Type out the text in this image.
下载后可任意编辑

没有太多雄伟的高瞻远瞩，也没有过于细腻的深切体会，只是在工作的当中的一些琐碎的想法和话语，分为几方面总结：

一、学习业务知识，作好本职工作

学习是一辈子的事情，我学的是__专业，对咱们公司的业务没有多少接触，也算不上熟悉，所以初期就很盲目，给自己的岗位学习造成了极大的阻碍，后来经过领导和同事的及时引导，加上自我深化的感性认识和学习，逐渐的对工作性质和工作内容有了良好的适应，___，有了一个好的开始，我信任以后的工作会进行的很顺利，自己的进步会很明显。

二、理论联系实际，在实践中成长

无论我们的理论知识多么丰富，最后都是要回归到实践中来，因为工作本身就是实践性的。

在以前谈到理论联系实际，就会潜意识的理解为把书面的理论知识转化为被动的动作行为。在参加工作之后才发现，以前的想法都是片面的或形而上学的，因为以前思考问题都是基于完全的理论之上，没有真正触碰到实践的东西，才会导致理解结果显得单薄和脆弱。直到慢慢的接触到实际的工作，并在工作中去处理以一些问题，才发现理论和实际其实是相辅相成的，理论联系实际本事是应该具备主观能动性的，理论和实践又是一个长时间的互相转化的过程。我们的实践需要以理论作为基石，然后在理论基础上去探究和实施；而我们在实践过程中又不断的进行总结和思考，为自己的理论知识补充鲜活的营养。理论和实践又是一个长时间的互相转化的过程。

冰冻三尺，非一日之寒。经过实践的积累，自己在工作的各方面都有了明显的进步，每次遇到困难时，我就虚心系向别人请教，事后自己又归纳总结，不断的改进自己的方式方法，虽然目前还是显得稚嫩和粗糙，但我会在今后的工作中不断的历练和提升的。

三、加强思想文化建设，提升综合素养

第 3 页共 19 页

####

* _Exercise brief_
Write out all the records above again, exactly as they stand.

* _Solution to this task_
Type out the text in this image.
下载后可任意编辑

没有太多雄伟的高瞻远瞩，也没有过于细腻的深切体会，只是在工作的当中的一些琐碎的想法和话语，分为几方面总结：

一、学习业务知识，作好本职工作

学习是一辈子的事情，我学的是__专业，对咱们公司的业务没有多少接触，也算不上熟悉，所以初期就很盲目，给自己的岗位学习造成了极大的阻碍，后来经过领导和同事的及时引导，加上自我深化的感性认识和学习，逐渐的对工作性质和工作内容有了良好的适应，___，有了一个好的开始，我信任以后的工作会进行的很顺利，自己的进步会很明显。

二、理论联系实际，在实践中成长

无论我们的理论知识多么丰富，最后都是要回归到实践中来，因为工作本身就是实践性的。

在以前谈到理论联系实际，就会潜意识的理解为把书面的理论知识转化为被动的动作行为。在参加工作之后才发现，以前的想法都是片面的或形而上学的，因为以前思考问题都是基于完全的理论之上，没有真正触碰到实践的东西，才会导致理解结果显得单薄和脆弱。直到慢慢的接触到实际的工作，并在工作中去处理以一些问题，才发现理论和实际其实是相辅相成的，理论联系实际本事是应该具备主观能动性的，理论和实践又是一个长时间的互相转化的过程。我们的实践需要以理论作为基石，然后在理论基础上去探究和实施；而我们在实践过程中又不断的进行总结和思考，为自己的理论知识补充鲜活的营养。理论和实践又是一个长时间的互相转化的过程。

冰冻三尺，非一日之寒。经过实践的积累，自己在工作的各方面都有了明显的进步，每次遇到困难时，我就虚心系向别人请教，事后自己又归纳总结，不断的改进自己的方式方法，虽然目前还是显得稚嫩和粗糙，但我会在今后的工作中不断的历练和提升的。

三、加强思想文化建设，提升综合素养

第 3 页共 19 页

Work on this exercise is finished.